* EXERCISE DETAILS
Pull out all lines from the listing below in which the word "response" appears.

-=-=-=-=-

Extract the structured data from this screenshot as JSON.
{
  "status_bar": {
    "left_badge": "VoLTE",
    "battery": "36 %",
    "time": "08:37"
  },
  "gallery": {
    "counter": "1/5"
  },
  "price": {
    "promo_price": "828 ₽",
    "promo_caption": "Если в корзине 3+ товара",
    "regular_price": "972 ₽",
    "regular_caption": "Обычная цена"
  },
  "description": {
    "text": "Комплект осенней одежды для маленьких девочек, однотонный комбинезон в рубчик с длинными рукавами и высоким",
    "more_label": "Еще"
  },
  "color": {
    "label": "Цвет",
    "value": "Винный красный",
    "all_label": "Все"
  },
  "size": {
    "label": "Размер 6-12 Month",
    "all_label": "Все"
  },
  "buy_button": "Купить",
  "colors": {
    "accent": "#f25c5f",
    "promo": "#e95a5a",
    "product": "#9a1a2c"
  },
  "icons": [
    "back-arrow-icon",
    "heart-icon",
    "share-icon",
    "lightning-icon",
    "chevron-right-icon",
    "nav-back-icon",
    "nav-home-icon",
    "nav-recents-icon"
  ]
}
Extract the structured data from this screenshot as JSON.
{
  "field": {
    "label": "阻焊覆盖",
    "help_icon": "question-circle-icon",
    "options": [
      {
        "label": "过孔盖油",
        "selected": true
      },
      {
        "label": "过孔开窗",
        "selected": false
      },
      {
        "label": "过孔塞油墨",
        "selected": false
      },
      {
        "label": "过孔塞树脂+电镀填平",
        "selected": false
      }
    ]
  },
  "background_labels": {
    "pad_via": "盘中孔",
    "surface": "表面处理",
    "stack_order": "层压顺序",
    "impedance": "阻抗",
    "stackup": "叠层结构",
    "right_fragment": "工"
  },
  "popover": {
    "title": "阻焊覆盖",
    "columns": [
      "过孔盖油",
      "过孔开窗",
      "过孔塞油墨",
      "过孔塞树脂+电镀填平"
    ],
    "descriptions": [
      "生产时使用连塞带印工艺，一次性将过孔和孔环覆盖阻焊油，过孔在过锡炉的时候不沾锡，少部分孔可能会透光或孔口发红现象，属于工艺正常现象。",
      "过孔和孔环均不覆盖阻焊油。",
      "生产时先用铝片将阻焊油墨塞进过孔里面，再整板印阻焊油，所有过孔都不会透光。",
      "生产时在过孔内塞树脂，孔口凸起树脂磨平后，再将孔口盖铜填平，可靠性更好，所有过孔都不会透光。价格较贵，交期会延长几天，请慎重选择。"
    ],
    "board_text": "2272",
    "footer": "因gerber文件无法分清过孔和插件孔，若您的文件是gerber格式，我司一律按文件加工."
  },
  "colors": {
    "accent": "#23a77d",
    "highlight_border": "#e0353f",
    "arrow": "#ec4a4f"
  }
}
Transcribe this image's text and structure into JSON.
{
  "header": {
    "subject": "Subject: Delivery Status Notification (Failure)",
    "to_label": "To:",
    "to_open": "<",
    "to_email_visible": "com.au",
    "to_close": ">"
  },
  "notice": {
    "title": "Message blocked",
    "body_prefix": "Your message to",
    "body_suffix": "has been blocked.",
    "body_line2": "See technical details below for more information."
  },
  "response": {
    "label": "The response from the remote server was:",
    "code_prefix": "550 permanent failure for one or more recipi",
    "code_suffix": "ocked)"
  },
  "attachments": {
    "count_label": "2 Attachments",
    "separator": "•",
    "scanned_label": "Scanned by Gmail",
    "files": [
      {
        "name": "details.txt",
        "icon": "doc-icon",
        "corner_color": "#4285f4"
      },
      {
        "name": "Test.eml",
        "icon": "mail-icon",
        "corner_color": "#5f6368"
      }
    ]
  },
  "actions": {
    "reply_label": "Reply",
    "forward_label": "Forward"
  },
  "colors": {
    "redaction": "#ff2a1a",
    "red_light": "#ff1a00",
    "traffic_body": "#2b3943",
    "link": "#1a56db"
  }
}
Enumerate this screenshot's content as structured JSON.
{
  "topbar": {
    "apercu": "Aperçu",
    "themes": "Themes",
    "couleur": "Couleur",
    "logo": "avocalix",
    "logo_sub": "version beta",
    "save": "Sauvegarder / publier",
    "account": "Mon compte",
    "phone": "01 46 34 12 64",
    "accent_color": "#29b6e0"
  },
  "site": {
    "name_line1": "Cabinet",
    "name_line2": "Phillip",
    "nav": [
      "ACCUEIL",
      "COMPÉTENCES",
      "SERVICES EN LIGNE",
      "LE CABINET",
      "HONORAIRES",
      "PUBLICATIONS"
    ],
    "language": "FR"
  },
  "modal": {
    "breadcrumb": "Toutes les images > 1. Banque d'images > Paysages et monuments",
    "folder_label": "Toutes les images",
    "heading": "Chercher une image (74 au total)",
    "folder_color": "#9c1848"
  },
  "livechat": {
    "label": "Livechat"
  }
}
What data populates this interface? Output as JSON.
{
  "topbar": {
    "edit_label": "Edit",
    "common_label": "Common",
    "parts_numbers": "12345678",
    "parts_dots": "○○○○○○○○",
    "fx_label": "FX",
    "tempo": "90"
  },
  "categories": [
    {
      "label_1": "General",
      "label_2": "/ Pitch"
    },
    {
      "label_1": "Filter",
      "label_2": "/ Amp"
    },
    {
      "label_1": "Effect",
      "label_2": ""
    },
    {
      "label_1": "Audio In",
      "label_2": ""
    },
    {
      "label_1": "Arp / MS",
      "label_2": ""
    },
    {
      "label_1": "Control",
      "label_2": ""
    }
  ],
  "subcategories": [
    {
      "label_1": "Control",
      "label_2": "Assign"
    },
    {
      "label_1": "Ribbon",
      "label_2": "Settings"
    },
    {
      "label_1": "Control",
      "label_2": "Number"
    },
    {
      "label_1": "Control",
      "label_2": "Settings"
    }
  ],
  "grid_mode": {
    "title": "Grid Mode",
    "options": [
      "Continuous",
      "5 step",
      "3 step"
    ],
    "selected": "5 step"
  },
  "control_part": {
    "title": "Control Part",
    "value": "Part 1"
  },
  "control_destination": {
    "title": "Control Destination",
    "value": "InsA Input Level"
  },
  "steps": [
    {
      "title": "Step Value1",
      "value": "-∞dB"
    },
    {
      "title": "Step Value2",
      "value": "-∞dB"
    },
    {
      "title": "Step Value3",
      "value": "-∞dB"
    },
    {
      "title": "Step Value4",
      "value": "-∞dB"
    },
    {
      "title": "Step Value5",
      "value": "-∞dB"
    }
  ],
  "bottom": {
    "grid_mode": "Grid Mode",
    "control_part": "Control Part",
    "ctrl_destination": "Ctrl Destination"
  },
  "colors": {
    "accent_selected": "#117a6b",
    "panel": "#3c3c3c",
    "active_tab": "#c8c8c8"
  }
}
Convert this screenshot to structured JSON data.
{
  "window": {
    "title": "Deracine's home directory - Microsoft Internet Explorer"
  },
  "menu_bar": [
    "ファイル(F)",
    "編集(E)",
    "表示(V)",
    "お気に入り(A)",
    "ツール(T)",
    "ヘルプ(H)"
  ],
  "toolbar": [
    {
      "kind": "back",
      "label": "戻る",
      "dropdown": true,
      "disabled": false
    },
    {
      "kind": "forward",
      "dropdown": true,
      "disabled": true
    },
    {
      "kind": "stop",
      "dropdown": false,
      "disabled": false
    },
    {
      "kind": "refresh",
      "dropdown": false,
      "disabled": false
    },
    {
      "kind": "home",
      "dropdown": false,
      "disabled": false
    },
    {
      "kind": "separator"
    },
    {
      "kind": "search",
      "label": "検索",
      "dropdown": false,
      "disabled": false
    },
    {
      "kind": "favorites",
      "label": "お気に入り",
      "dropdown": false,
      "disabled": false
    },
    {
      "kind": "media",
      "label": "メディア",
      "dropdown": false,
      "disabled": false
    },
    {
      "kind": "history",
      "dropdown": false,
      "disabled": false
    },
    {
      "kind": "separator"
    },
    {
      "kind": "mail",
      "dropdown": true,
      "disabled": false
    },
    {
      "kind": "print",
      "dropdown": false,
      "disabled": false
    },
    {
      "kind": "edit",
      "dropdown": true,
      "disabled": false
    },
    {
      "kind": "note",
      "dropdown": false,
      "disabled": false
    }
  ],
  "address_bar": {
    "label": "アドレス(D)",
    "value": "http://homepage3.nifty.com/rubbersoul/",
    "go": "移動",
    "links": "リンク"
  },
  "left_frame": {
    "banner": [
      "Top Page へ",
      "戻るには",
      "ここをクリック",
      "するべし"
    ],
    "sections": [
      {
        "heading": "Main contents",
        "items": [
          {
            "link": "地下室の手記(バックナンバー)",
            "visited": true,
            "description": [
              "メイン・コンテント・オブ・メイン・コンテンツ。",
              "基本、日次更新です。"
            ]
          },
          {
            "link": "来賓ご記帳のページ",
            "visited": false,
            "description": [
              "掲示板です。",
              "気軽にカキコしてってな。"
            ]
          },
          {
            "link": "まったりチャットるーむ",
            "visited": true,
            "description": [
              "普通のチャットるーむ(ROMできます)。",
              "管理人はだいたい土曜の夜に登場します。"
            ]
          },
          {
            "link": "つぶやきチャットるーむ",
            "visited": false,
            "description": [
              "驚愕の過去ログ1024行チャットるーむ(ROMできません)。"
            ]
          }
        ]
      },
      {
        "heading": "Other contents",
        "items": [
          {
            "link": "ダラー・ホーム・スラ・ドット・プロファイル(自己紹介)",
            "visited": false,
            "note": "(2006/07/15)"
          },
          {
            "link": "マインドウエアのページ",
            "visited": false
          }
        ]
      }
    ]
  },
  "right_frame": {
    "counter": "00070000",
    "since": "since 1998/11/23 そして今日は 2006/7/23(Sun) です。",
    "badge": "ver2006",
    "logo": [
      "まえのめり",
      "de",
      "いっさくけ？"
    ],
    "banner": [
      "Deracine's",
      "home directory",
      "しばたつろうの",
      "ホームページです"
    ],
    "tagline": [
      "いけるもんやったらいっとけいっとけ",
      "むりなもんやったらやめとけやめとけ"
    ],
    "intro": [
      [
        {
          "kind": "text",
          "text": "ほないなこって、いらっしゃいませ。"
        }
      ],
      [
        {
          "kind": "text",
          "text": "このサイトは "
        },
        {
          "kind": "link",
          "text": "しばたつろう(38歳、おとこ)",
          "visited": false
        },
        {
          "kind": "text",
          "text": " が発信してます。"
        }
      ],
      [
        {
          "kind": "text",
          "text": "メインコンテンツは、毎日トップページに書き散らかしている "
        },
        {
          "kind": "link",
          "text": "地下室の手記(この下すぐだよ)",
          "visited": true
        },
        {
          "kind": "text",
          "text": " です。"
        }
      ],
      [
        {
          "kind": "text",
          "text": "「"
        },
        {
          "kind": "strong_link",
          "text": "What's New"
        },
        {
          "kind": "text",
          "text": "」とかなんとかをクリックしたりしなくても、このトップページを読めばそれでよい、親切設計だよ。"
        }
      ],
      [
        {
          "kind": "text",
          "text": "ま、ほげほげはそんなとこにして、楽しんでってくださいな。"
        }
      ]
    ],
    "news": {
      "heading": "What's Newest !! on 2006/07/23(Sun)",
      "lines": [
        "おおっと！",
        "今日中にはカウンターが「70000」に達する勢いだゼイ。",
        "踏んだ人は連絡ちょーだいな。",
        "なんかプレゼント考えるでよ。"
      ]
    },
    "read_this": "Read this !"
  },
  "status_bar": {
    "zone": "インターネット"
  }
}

-=-=-=-=-

* ANSWER TO THIS TASK
  "response": {
    "label": "The response from the remote server was:",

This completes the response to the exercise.